§ **What you will do**
Work out how many lines of the records hold the string "democrática", and reply with that number alone.

(Entries from a dataset)
►

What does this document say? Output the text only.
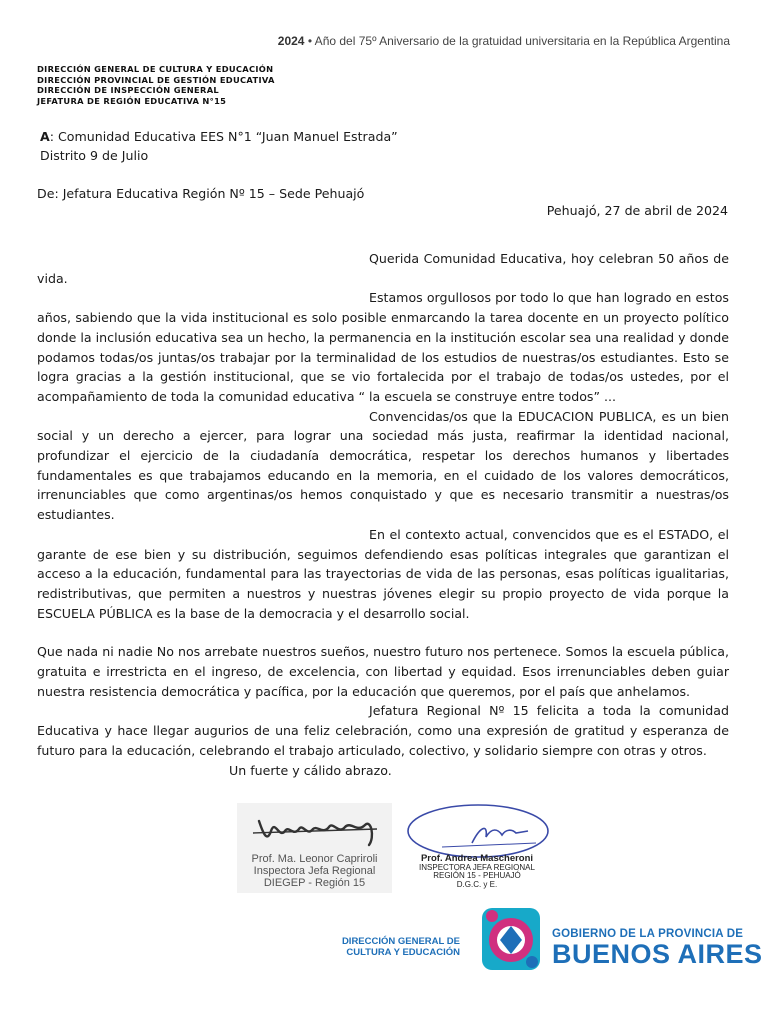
2024 • Año del 75º Aniversario de la gratuidad universitaria en la República Argentina
DIRECCIÓN GENERAL DE CULTURA Y EDUCACIÓN
DIRECCIÓN PROVINCIAL DE GESTIÓN EDUCATIVA
DIRECCIÓN DE INSPECCIÓN GENERAL
JEFATURA DE REGIÓN EDUCATIVA N°15
A: Comunidad Educativa EES N°1 “Juan Manuel Estrada”
Distrito 9 de Julio
De: Jefatura Educativa Región Nº 15 – Sede Pehuajó
Pehuajó, 27 de abril de 2024

Querida Comunidad Educativa, hoy celebran 50 años de vida.

Estamos orgullosos por todo lo que han logrado en estos años, sabiendo que la vida institucional es solo posible enmarcando la tarea docente en un proyecto político donde la inclusión educativa sea un hecho, la permanencia en la institución escolar sea una realidad y donde podamos todas/os juntas/os trabajar por la terminalidad de los estudios de nuestras/os estudiantes. Esto se logra gracias a la gestión institucional, que se vio fortalecida por el trabajo de todas/os ustedes, por el acompañamiento de toda la comunidad educativa “ la escuela se construye entre todos” ...

Convencidas/os que la EDUCACION PUBLICA, es un bien social y un derecho a ejercer, para lograr una sociedad más justa, reafirmar la identidad nacional, profundizar el ejercicio de la ciudadanía democrática, respetar los derechos humanos y libertades fundamentales es que trabajamos educando en la memoria, en el cuidado de los valores democráticos, irrenunciables que como argentinas/os hemos conquistado y que es necesario transmitir a nuestras/os estudiantes.

En el contexto actual, convencidos que es el ESTADO, el garante de ese bien y su distribución, seguimos defendiendo esas políticas integrales que garantizan el acceso a la educación, fundamental para las trayectorias de vida de las personas, esas políticas igualitarias, redistributivas, que permiten a nuestros y nuestras jóvenes elegir su propio proyecto de vida porque la ESCUELA PÚBLICA es la base de la democracia y el desarrollo social.

Que nada ni nadie No nos arrebate nuestros sueños, nuestro futuro nos pertenece. Somos la escuela pública, gratuita e irrestricta en el ingreso, de excelencia, con libertad y equidad. Esos irrenunciables deben guiar nuestra resistencia democrática y pacífica, por la educación que queremos, por el país que anhelamos.

Jefatura Regional Nº 15 felicita a toda la comunidad Educativa y hace llegar augurios de una feliz celebración, como una expresión de gratitud y esperanza de futuro para la educación, celebrando el trabajo articulado, colectivo, y solidario siempre con otras y otros.

Un fuerte y cálido abrazo.

Prof. Ma. Leonor Capriroli
Inspectora Jefa Regional
DIEGEP - Región 15
Prof. Andrea Mascheroni
INSPECTORA JEFA REGIONAL
REGIÓN 15 - PEHUAJÓ
D.G.C. y E.
DIRECCIÓN GENERAL DE
CULTURA Y EDUCACIÓN
GOBIERNO DE LA PROVINCIA DE
BUENOS AIRES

◄

§ **Answer to the exercise**
2